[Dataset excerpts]

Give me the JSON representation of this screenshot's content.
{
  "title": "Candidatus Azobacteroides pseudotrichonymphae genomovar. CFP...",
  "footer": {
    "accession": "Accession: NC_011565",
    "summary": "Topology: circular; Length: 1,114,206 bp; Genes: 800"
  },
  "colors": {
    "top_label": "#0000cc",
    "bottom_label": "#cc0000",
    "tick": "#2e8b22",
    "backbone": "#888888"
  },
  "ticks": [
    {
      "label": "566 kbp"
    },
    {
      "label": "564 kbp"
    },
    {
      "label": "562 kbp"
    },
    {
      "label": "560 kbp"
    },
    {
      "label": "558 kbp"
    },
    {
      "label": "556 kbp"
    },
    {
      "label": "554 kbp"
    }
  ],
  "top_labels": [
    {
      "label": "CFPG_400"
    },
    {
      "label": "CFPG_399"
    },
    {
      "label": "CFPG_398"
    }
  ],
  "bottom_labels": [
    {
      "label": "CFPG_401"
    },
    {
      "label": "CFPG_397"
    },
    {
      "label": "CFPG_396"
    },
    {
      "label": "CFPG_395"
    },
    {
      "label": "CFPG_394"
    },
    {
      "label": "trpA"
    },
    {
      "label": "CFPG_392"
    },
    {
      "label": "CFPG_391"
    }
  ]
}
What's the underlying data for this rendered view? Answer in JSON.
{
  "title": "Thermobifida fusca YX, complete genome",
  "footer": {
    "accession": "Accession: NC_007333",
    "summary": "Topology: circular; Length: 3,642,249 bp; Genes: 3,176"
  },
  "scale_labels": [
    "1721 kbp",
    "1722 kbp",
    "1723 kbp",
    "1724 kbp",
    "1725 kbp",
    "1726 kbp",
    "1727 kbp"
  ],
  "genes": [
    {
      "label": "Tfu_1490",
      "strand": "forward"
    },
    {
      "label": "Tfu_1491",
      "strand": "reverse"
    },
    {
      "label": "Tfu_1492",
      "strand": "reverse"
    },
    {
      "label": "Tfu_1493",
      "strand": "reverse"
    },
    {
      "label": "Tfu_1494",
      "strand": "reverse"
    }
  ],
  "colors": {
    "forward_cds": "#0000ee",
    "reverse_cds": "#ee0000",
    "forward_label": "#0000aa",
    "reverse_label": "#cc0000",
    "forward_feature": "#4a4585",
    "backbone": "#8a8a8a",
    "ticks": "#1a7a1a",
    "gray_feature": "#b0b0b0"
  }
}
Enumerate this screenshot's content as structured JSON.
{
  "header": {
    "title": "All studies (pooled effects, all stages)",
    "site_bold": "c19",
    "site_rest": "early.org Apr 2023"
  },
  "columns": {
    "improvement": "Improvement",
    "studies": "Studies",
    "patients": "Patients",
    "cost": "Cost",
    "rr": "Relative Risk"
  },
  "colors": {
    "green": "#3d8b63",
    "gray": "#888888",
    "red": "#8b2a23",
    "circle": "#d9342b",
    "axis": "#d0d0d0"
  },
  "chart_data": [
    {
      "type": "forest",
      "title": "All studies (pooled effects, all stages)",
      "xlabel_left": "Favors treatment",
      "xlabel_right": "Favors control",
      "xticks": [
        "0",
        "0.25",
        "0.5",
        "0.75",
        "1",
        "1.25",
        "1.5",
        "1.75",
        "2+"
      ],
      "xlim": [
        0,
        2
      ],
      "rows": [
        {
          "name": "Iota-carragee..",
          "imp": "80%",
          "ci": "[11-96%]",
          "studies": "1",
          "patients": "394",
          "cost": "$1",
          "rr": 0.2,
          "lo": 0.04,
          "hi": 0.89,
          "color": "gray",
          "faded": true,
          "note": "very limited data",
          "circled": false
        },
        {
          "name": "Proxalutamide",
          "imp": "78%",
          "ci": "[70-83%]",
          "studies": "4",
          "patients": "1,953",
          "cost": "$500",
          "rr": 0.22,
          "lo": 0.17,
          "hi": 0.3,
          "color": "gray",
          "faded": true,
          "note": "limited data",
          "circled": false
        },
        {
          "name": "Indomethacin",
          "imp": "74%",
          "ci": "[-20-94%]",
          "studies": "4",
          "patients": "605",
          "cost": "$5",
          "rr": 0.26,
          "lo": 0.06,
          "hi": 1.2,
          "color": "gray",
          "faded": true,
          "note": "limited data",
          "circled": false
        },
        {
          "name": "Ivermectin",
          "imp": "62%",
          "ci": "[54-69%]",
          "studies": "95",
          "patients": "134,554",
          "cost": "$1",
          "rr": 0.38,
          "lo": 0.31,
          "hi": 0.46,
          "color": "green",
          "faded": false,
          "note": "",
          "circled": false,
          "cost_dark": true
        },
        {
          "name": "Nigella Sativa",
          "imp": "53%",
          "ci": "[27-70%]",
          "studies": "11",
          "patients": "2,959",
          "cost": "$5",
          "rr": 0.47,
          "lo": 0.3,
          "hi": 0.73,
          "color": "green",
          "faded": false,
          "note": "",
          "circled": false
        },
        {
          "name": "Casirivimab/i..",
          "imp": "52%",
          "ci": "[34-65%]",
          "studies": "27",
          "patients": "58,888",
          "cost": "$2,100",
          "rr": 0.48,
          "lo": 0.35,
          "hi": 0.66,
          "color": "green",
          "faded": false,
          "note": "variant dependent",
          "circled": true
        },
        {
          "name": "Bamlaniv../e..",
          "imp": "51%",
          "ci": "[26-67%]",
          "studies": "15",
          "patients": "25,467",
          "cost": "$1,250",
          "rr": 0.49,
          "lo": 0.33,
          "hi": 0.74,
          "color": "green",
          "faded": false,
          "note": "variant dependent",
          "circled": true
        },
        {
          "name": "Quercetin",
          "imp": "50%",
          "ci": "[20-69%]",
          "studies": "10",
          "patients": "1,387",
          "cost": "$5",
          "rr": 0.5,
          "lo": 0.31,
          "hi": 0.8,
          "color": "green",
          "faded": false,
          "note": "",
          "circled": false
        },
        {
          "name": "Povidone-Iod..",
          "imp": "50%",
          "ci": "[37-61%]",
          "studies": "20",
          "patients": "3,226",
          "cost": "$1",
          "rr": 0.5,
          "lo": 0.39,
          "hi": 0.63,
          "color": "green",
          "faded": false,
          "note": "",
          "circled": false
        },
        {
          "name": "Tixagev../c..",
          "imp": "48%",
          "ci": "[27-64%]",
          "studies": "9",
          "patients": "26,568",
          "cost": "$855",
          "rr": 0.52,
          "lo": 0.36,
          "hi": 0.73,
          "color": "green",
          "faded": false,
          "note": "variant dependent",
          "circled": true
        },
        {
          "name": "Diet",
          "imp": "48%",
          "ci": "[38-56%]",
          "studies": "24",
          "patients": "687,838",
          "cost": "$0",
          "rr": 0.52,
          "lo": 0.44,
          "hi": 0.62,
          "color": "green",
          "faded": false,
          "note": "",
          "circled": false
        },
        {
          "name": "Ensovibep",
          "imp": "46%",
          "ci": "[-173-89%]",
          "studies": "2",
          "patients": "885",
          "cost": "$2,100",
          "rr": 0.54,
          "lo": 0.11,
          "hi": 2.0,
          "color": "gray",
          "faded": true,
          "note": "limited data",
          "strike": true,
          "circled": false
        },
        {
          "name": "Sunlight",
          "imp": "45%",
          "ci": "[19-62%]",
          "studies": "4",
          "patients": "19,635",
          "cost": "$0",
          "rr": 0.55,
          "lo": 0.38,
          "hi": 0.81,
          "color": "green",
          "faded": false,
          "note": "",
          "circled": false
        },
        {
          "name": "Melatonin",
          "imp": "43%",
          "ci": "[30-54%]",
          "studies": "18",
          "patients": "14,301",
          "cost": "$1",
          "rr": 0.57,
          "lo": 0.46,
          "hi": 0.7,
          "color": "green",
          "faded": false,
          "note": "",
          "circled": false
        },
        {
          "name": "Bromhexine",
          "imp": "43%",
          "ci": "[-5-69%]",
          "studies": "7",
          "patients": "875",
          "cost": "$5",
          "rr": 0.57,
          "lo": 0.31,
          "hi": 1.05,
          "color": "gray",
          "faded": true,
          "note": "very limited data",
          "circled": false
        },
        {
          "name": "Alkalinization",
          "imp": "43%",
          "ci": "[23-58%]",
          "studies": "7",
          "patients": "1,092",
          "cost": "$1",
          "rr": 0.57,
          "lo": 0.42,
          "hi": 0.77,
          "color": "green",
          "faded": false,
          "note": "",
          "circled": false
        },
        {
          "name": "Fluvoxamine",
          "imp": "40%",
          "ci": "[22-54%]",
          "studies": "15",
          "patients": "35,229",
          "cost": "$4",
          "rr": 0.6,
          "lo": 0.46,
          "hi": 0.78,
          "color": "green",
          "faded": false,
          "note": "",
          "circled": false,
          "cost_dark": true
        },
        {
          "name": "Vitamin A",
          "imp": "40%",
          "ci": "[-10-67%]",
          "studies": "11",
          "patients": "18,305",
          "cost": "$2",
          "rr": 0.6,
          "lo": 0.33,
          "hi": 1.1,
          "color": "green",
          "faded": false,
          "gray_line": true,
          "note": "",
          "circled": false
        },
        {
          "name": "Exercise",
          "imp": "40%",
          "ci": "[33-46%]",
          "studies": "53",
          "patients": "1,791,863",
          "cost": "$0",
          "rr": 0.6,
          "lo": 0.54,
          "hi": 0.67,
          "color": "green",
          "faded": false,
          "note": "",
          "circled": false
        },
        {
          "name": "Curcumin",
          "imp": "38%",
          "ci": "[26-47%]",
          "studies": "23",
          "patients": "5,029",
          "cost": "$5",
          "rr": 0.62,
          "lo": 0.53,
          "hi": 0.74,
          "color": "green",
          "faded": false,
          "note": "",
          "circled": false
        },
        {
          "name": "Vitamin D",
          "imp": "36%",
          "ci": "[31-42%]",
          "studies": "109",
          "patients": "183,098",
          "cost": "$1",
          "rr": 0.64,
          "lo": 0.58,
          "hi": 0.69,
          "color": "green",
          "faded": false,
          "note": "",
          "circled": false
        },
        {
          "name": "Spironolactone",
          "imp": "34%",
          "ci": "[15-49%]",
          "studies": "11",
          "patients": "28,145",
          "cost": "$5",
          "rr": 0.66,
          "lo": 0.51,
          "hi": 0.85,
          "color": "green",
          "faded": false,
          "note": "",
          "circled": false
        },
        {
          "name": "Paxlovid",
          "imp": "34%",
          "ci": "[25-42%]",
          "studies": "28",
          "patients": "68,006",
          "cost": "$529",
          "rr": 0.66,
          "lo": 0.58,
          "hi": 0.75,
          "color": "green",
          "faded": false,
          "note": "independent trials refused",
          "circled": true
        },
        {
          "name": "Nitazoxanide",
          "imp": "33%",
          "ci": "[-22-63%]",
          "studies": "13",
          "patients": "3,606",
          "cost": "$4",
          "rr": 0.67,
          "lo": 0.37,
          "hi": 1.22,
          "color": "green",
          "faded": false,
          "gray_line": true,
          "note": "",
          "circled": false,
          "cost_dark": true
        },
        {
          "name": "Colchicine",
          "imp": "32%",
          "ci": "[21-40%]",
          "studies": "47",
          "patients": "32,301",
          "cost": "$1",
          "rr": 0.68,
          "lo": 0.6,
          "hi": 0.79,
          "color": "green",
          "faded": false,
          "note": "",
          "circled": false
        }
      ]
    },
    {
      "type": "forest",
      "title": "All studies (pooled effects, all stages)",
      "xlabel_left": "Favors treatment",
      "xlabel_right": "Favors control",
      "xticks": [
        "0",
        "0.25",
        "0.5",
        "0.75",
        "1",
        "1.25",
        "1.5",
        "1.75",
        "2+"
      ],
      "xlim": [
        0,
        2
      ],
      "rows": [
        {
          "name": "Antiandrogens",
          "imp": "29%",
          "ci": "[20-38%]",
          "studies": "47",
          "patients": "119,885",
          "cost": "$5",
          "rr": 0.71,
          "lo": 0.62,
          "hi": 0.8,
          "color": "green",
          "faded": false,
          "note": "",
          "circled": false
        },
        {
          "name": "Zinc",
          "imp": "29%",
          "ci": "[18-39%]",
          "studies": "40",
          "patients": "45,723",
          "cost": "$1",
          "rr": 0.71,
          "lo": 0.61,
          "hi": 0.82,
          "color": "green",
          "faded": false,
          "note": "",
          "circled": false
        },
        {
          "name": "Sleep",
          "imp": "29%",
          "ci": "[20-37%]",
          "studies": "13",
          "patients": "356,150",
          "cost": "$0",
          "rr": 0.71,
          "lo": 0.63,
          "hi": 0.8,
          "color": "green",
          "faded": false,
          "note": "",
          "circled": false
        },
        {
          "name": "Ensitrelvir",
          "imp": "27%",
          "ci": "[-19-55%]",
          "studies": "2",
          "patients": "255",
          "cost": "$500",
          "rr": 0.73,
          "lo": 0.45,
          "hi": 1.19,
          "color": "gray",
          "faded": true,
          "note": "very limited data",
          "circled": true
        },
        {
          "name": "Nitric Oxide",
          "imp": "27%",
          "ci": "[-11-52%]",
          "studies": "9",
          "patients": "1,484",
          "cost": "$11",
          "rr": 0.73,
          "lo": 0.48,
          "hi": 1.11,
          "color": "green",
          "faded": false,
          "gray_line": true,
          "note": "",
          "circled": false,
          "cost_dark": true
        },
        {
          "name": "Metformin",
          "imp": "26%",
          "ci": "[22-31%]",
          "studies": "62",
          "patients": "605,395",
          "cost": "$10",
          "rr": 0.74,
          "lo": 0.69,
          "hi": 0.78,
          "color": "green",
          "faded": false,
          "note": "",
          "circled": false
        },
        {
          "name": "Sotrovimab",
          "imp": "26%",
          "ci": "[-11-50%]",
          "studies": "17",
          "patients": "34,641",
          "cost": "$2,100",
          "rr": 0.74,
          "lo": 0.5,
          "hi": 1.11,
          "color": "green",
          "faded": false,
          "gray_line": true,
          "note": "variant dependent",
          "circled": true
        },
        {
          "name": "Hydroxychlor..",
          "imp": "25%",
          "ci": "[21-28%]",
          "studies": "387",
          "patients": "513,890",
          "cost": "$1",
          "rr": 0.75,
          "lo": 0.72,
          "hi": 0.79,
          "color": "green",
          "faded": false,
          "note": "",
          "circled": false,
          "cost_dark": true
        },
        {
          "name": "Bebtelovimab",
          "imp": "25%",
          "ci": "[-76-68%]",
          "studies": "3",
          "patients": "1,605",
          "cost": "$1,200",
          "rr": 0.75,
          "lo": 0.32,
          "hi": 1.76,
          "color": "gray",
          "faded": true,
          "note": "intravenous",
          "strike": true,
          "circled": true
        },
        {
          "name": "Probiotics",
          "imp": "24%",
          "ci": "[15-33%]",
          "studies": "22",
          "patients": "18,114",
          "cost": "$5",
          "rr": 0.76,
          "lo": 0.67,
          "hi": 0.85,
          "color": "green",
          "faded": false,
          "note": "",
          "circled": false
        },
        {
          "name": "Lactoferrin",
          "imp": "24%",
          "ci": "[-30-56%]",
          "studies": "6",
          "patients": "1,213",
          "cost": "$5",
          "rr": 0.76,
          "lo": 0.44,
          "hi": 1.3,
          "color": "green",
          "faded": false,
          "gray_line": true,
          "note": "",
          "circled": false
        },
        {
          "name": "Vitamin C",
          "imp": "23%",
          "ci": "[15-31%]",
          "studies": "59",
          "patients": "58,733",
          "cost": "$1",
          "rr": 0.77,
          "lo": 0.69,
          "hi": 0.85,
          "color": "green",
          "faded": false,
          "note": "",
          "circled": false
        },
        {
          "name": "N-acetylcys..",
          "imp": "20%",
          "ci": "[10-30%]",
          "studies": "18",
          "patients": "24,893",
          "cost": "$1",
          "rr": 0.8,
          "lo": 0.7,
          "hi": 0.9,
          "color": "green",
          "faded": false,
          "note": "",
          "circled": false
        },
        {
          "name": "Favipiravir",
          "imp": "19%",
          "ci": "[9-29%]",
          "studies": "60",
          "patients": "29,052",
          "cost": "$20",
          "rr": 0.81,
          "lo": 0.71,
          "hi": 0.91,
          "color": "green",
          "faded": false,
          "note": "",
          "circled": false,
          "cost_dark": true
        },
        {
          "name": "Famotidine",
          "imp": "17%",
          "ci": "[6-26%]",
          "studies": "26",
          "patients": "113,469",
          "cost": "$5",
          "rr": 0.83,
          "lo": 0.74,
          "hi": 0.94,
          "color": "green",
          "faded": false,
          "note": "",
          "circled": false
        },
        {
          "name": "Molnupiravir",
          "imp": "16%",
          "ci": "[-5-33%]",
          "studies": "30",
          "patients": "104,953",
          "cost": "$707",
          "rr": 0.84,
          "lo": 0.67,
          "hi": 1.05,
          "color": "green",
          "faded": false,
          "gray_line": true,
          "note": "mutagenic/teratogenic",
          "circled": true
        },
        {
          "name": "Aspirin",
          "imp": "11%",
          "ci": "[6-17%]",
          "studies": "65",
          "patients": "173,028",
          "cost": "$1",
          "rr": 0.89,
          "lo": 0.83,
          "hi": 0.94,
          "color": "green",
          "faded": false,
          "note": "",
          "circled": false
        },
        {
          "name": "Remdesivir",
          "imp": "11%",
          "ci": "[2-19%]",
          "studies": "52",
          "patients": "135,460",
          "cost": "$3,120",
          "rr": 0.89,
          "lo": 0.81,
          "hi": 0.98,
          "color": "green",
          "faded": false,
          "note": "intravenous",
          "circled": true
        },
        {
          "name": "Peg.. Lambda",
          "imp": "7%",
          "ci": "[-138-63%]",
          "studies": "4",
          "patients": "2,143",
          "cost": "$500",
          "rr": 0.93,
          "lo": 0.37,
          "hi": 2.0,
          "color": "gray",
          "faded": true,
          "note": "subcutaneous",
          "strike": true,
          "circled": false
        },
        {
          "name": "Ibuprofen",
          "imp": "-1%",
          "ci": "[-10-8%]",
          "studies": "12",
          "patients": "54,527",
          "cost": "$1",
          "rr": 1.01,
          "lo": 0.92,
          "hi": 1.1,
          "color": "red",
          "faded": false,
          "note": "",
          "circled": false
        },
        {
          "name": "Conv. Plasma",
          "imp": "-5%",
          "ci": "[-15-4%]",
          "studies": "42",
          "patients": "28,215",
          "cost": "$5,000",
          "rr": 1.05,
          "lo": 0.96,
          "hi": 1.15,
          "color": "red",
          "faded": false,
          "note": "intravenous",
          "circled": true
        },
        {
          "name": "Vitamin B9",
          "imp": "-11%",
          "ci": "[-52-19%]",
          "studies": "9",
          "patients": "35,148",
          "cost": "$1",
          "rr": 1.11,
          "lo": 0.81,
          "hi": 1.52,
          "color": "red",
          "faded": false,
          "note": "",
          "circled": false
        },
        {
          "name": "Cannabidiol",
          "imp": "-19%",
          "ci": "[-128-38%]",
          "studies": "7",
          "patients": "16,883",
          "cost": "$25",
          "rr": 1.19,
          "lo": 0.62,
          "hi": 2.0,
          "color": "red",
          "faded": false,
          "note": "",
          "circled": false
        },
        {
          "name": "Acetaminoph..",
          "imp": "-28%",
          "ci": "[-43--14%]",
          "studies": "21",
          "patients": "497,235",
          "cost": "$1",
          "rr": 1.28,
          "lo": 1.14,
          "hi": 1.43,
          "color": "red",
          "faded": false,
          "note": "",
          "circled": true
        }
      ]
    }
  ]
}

** Work request **
In the data above, how many lines contain the word "summary"? Write the number only.

** Answer to this problem **
2